To do = Can you copy out the data exactly? Leave the images out.
━━ Listing ━━
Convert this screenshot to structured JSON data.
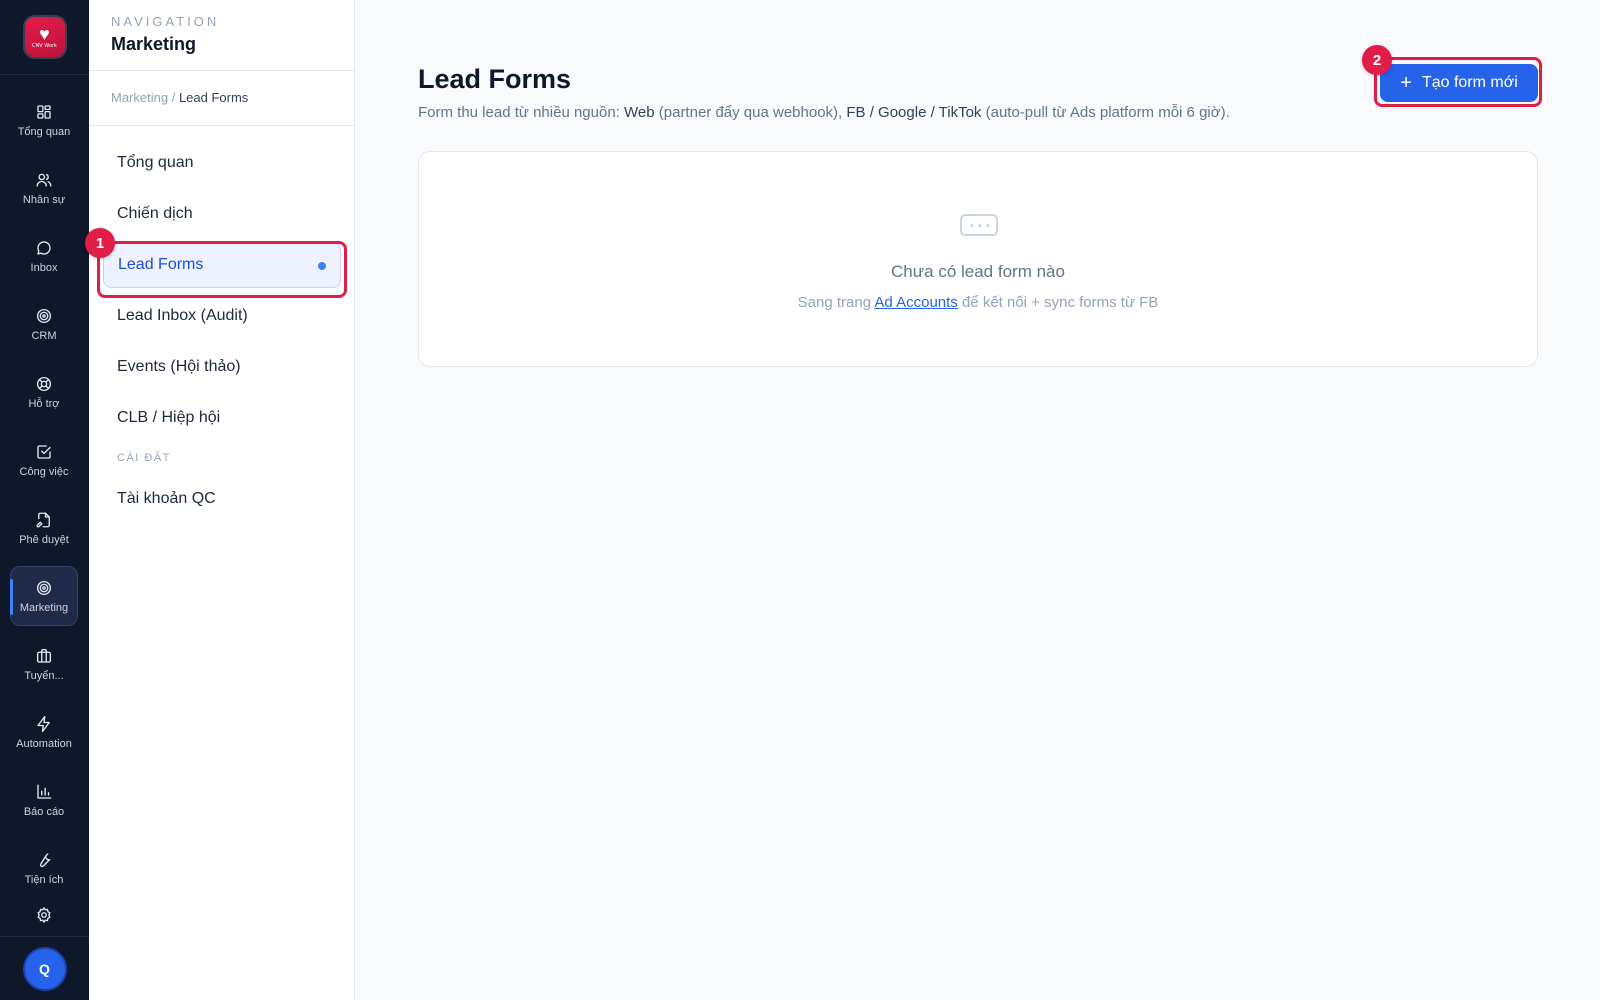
{
  "rail": {
    "logo_text": "CNV Work",
    "items": [
      {
        "label": "Tổng quan",
        "icon": "grid-icon"
      },
      {
        "label": "Nhân sự",
        "icon": "users-icon"
      },
      {
        "label": "Inbox",
        "icon": "chat-bubble-icon"
      },
      {
        "label": "CRM",
        "icon": "target-icon"
      },
      {
        "label": "Hỗ trợ",
        "icon": "lifebuoy-icon"
      },
      {
        "label": "Công việc",
        "icon": "checkbox-icon"
      },
      {
        "label": "Phê duyệt",
        "icon": "file-signature-icon"
      },
      {
        "label": "Marketing",
        "icon": "target-icon"
      },
      {
        "label": "Tuyển...",
        "icon": "briefcase-icon"
      },
      {
        "label": "Automation",
        "icon": "lightning-icon"
      },
      {
        "label": "Báo cáo",
        "icon": "bar-chart-icon"
      },
      {
        "label": "Tiện ích",
        "icon": "wrench-icon"
      }
    ],
    "active": "Marketing",
    "avatar_initial": "Q"
  },
  "nav": {
    "eyebrow": "NAVIGATION",
    "title": "Marketing",
    "breadcrumb": {
      "parent": "Marketing /",
      "current": "Lead Forms"
    },
    "items": [
      {
        "label": "Tổng quan"
      },
      {
        "label": "Chiến dịch"
      },
      {
        "label": "Lead Forms"
      },
      {
        "label": "Lead Inbox (Audit)"
      },
      {
        "label": "Events (Hội thảo)"
      },
      {
        "label": "CLB / Hiệp hội"
      }
    ],
    "active": "Lead Forms",
    "section_label": "CÀI ĐẶT",
    "settings_items": [
      {
        "label": "Tài khoản QC"
      }
    ]
  },
  "annotations": [
    {
      "label": "1"
    },
    {
      "label": "2"
    }
  ],
  "main": {
    "title": "Lead Forms",
    "subtitle": {
      "p1": "Form thu lead từ nhiều nguồn: ",
      "b1": "Web",
      "p2": " (partner đẩy qua webhook), ",
      "b2": "FB / Google / TikTok",
      "p3": " (auto-pull từ Ads platform mỗi 6 giờ)."
    },
    "create_button": {
      "label": "Tạo form mới",
      "icon": "plus-icon"
    },
    "empty_state": {
      "icon": "message-dots-icon",
      "title": "Chưa có lead form nào",
      "hint_prefix": "Sang trang ",
      "hint_link": "Ad Accounts",
      "hint_suffix": " để kết nối + sync forms từ FB"
    }
  },
  "colors": {
    "primary": "#2563eb",
    "annotation": "#e11d48",
    "rail_bg": "#0f172a"
  }
}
━━━
Written response =
Convert this screenshot to structured JSON data.
{
  "rail": {
    "logo_text": "CNV Work",
    "items": [
      {
        "label": "Tổng quan",
        "icon": "grid-icon"
      },
      {
        "label": "Nhân sự",
        "icon": "users-icon"
      },
      {
        "label": "Inbox",
        "icon": "chat-bubble-icon"
      },
      {
        "label": "CRM",
        "icon": "target-icon"
      },
      {
        "label": "Hỗ trợ",
        "icon": "lifebuoy-icon"
      },
      {
        "label": "Công việc",
        "icon": "checkbox-icon"
      },
      {
        "label": "Phê duyệt",
        "icon": "file-signature-icon"
      },
      {
        "label": "Marketing",
        "icon": "target-icon"
      },
      {
        "label": "Tuyển...",
        "icon": "briefcase-icon"
      },
      {
        "label": "Automation",
        "icon": "lightning-icon"
      },
      {
        "label": "Báo cáo",
        "icon": "bar-chart-icon"
      },
      {
        "label": "Tiện ích",
        "icon": "wrench-icon"
      }
    ],
    "active": "Marketing",
    "avatar_initial": "Q"
  },
  "nav": {
    "eyebrow": "NAVIGATION",
    "title": "Marketing",
    "breadcrumb": {
      "parent": "Marketing /",
      "current": "Lead Forms"
    },
    "items": [
      {
        "label": "Tổng quan"
      },
      {
        "label": "Chiến dịch"
      },
      {
        "label": "Lead Forms"
      },
      {
        "label": "Lead Inbox (Audit)"
      },
      {
        "label": "Events (Hội thảo)"
      },
      {
        "label": "CLB / Hiệp hội"
      }
    ],
    "active": "Lead Forms",
    "section_label": "CÀI ĐẶT",
    "settings_items": [
      {
        "label": "Tài khoản QC"
      }
    ]
  },
  "annotations": [
    {
      "label": "1"
    },
    {
      "label": "2"
    }
  ],
  "main": {
    "title": "Lead Forms",
    "subtitle": {
      "p1": "Form thu lead từ nhiều nguồn: ",
      "b1": "Web",
      "p2": " (partner đẩy qua webhook), ",
      "b2": "FB / Google / TikTok",
      "p3": " (auto-pull từ Ads platform mỗi 6 giờ)."
    },
    "create_button": {
      "label": "Tạo form mới",
      "icon": "plus-icon"
    },
    "empty_state": {
      "icon": "message-dots-icon",
      "title": "Chưa có lead form nào",
      "hint_prefix": "Sang trang ",
      "hint_link": "Ad Accounts",
      "hint_suffix": " để kết nối + sync forms từ FB"
    }
  },
  "colors": {
    "primary": "#2563eb",
    "annotation": "#e11d48",
    "rail_bg": "#0f172a"
  }
}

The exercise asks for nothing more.